- [Data provided]:
────────

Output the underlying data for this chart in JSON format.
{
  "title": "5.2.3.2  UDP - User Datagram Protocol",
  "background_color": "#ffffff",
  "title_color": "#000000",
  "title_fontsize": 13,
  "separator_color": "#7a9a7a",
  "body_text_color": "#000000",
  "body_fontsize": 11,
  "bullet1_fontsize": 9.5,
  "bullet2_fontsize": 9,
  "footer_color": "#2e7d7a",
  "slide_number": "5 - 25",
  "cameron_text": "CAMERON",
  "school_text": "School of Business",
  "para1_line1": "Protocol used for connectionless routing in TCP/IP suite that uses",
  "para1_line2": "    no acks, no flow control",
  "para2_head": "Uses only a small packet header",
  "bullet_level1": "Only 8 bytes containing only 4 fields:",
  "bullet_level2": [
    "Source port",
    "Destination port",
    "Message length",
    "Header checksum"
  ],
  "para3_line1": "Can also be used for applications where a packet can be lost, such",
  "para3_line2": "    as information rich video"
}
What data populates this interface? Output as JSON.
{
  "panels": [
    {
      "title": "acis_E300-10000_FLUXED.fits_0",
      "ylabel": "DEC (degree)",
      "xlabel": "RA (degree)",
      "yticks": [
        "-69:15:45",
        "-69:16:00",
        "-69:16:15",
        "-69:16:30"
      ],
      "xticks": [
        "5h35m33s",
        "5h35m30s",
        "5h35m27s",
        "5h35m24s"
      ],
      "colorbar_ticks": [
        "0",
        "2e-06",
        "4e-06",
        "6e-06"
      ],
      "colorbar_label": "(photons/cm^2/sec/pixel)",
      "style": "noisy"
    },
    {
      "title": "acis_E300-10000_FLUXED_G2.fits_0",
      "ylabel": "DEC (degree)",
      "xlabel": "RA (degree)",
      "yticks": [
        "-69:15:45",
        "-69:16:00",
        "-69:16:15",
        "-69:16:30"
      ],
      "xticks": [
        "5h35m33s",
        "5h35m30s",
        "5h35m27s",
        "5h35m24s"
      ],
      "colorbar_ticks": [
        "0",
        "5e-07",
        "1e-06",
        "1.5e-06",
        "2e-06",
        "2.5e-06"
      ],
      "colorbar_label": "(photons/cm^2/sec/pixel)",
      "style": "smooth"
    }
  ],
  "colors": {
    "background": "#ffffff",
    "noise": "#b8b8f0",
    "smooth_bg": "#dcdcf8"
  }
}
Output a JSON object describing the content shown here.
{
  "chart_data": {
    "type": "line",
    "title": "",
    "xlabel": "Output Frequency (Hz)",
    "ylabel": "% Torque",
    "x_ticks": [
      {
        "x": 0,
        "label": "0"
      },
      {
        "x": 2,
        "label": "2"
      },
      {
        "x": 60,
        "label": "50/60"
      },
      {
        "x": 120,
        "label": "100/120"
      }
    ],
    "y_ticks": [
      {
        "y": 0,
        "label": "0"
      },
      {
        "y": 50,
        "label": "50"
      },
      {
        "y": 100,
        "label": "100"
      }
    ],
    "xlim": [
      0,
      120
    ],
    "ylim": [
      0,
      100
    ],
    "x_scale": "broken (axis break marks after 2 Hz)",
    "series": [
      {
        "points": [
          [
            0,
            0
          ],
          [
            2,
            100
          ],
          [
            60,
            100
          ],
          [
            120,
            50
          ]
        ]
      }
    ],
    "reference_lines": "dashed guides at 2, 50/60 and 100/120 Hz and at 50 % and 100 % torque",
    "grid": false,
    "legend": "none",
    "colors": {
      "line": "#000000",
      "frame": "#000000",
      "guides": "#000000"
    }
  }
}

────────

- [What to do]:
Extract the full listing above without altering anything.

- [Exercise solution]:
Output the underlying data for this chart in JSON format.
{
  "title": "5.2.3.2  UDP - User Datagram Protocol",
  "background_color": "#ffffff",
  "title_color": "#000000",
  "title_fontsize": 13,
  "separator_color": "#7a9a7a",
  "body_text_color": "#000000",
  "body_fontsize": 11,
  "bullet1_fontsize": 9.5,
  "bullet2_fontsize": 9,
  "footer_color": "#2e7d7a",
  "slide_number": "5 - 25",
  "cameron_text": "CAMERON",
  "school_text": "School of Business",
  "para1_line1": "Protocol used for connectionless routing in TCP/IP suite that uses",
  "para1_line2": "    no acks, no flow control",
  "para2_head": "Uses only a small packet header",
  "bullet_level1": "Only 8 bytes containing only 4 fields:",
  "bullet_level2": [
    "Source port",
    "Destination port",
    "Message length",
    "Header checksum"
  ],
  "para3_line1": "Can also be used for applications where a packet can be lost, such",
  "para3_line2": "    as information rich video"
}
What data populates this interface? Output as JSON.
{
  "panels": [
    {
      "title": "acis_E300-10000_FLUXED.fits_0",
      "ylabel": "DEC (degree)",
      "xlabel": "RA (degree)",
      "yticks": [
        "-69:15:45",
        "-69:16:00",
        "-69:16:15",
        "-69:16:30"
      ],
      "xticks": [
        "5h35m33s",
        "5h35m30s",
        "5h35m27s",
        "5h35m24s"
      ],
      "colorbar_ticks": [
        "0",
        "2e-06",
        "4e-06",
        "6e-06"
      ],
      "colorbar_label": "(photons/cm^2/sec/pixel)",
      "style": "noisy"
    },
    {
      "title": "acis_E300-10000_FLUXED_G2.fits_0",
      "ylabel": "DEC (degree)",
      "xlabel": "RA (degree)",
      "yticks": [
        "-69:15:45",
        "-69:16:00",
        "-69:16:15",
        "-69:16:30"
      ],
      "xticks": [
        "5h35m33s",
        "5h35m30s",
        "5h35m27s",
        "5h35m24s"
      ],
      "colorbar_ticks": [
        "0",
        "5e-07",
        "1e-06",
        "1.5e-06",
        "2e-06",
        "2.5e-06"
      ],
      "colorbar_label": "(photons/cm^2/sec/pixel)",
      "style": "smooth"
    }
  ],
  "colors": {
    "background": "#ffffff",
    "noise": "#b8b8f0",
    "smooth_bg": "#dcdcf8"
  }
}
Output a JSON object describing the content shown here.
{
  "chart_data": {
    "type": "line",
    "title": "",
    "xlabel": "Output Frequency (Hz)",
    "ylabel": "% Torque",
    "x_ticks": [
      {
        "x": 0,
        "label": "0"
      },
      {
        "x": 2,
        "label": "2"
      },
      {
        "x": 60,
        "label": "50/60"
      },
      {
        "x": 120,
        "label": "100/120"
      }
    ],
    "y_ticks": [
      {
        "y": 0,
        "label": "0"
      },
      {
        "y": 50,
        "label": "50"
      },
      {
        "y": 100,
        "label": "100"
      }
    ],
    "xlim": [
      0,
      120
    ],
    "ylim": [
      0,
      100
    ],
    "x_scale": "broken (axis break marks after 2 Hz)",
    "series": [
      {
        "points": [
          [
            0,
            0
          ],
          [
            2,
            100
          ],
          [
            60,
            100
          ],
          [
            120,
            50
          ]
        ]
      }
    ],
    "reference_lines": "dashed guides at 2, 50/60 and 100/120 Hz and at 50 % and 100 % torque",
    "grid": false,
    "legend": "none",
    "colors": {
      "line": "#000000",
      "frame": "#000000",
      "guides": "#000000"
    }
  }
}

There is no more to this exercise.